Stored items from a collection
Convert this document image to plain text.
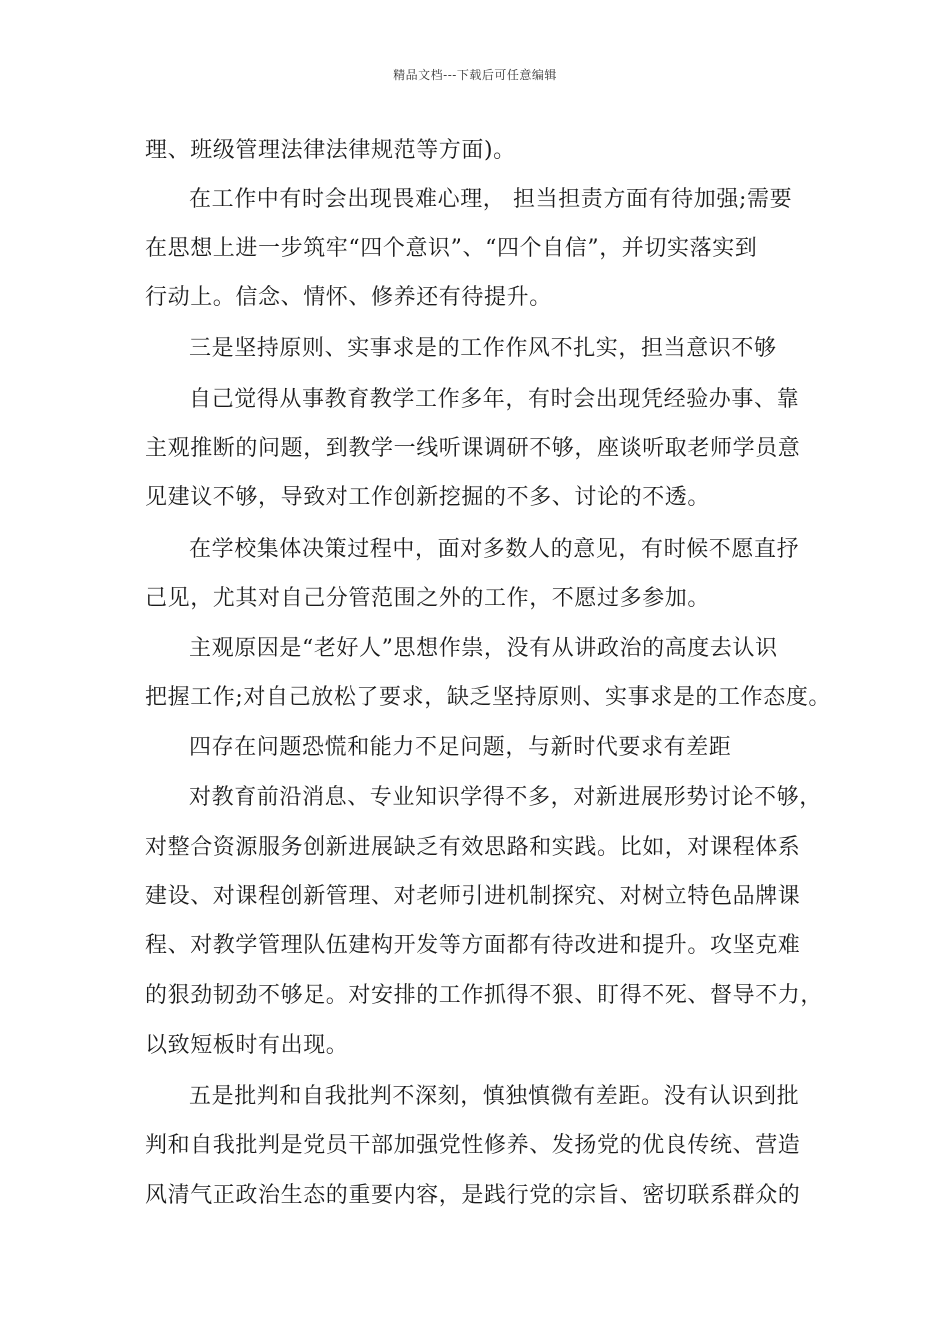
精品文档---下载后可任意编辑
理、班级管理法律法律规范等方面)。
在工作中有时会出现畏难心理， 担当担责方面有待加强;需要
在思想上进一步筑牢“四个意识”、“四个自信”，并切实落实到
行动上。信念、情怀、修养还有待提升。
三是坚持原则、实事求是的工作作风不扎实，担当意识不够
自己觉得从事教育教学工作多年，有时会出现凭经验办事、靠
主观推断的问题，到教学一线听课调研不够，座谈听取老师学员意
见建议不够，导致对工作创新挖掘的不多、讨论的不透。
在学校集体决策过程中，面对多数人的意见，有时候不愿直抒
己见，尤其对自己分管范围之外的工作，不愿过多参加。
主观原因是“老好人”思想作祟，没有从讲政治的高度去认识
把握工作;对自己放松了要求，缺乏坚持原则、实事求是的工作态度。
四存在问题恐慌和能力不足问题，与新时代要求有差距
对教育前沿消息、专业知识学得不多，对新进展形势讨论不够，
对整合资源服务创新进展缺乏有效思路和实践。比如，对课程体系
建设、对课程创新管理、对老师引进机制探究、对树立特色品牌课
程、对教学管理队伍建构开发等方面都有待改进和提升。攻坚克难
的狠劲韧劲不够足。对安排的工作抓得不狠、盯得不死、督导不力，
以致短板时有出现。
五是批判和自我批判不深刻，慎独慎微有差距。没有认识到批
判和自我批判是党员干部加强党性修养、发扬党的优良传统、营造
风清气正政治生态的重要内容，是践行党的宗旨、密切联系群众的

> _WHAT IS EXPECTED_
Give every record back exactly as it reads, with no images.

> _CORRECT RESPONSE_
Convert this document image to plain text.
精品文档---下载后可任意编辑
理、班级管理法律法律规范等方面)。
在工作中有时会出现畏难心理， 担当担责方面有待加强;需要
在思想上进一步筑牢“四个意识”、“四个自信”，并切实落实到
行动上。信念、情怀、修养还有待提升。
三是坚持原则、实事求是的工作作风不扎实，担当意识不够
自己觉得从事教育教学工作多年，有时会出现凭经验办事、靠
主观推断的问题，到教学一线听课调研不够，座谈听取老师学员意
见建议不够，导致对工作创新挖掘的不多、讨论的不透。
在学校集体决策过程中，面对多数人的意见，有时候不愿直抒
己见，尤其对自己分管范围之外的工作，不愿过多参加。
主观原因是“老好人”思想作祟，没有从讲政治的高度去认识
把握工作;对自己放松了要求，缺乏坚持原则、实事求是的工作态度。
四存在问题恐慌和能力不足问题，与新时代要求有差距
对教育前沿消息、专业知识学得不多，对新进展形势讨论不够，
对整合资源服务创新进展缺乏有效思路和实践。比如，对课程体系
建设、对课程创新管理、对老师引进机制探究、对树立特色品牌课
程、对教学管理队伍建构开发等方面都有待改进和提升。攻坚克难
的狠劲韧劲不够足。对安排的工作抓得不狠、盯得不死、督导不力，
以致短板时有出现。
五是批判和自我批判不深刻，慎独慎微有差距。没有认识到批
判和自我批判是党员干部加强党性修养、发扬党的优良传统、营造
风清气正政治生态的重要内容，是践行党的宗旨、密切联系群众的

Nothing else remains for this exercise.